**Task to carry out:** Look through the data below and report how many lines include "page". Only the number should be given.
# # # # #
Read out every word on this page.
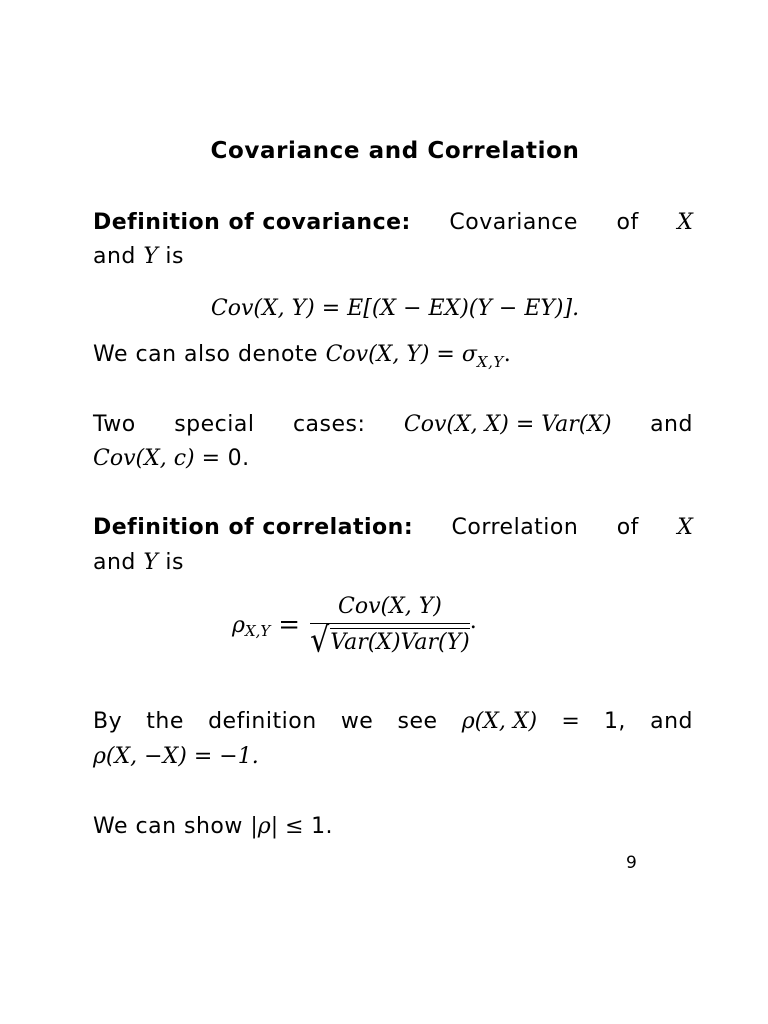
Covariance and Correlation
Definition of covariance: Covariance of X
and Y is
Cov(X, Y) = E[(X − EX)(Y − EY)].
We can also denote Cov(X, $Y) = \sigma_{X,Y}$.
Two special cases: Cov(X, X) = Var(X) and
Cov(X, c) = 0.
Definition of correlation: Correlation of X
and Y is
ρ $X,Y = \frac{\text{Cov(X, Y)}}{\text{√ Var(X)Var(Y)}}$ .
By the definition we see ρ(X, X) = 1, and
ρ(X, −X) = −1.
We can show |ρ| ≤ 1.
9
# # # # #
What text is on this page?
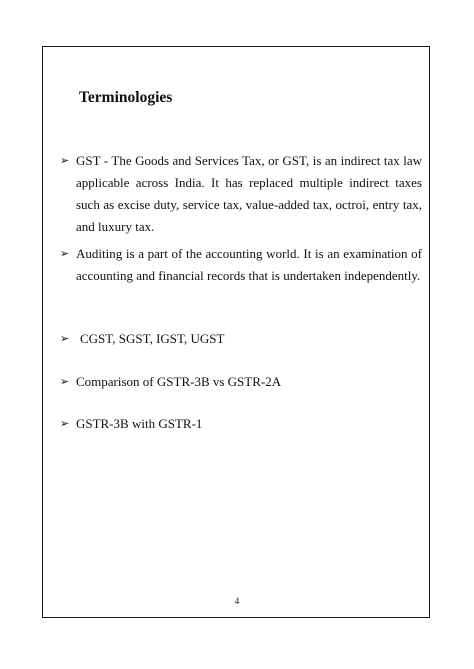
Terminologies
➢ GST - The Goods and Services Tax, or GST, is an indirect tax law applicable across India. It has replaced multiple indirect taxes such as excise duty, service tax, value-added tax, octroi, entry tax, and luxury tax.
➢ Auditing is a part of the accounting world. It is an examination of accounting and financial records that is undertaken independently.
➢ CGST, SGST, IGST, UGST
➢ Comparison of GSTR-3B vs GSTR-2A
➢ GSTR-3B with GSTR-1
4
# # # # #
**Worked solution:** 2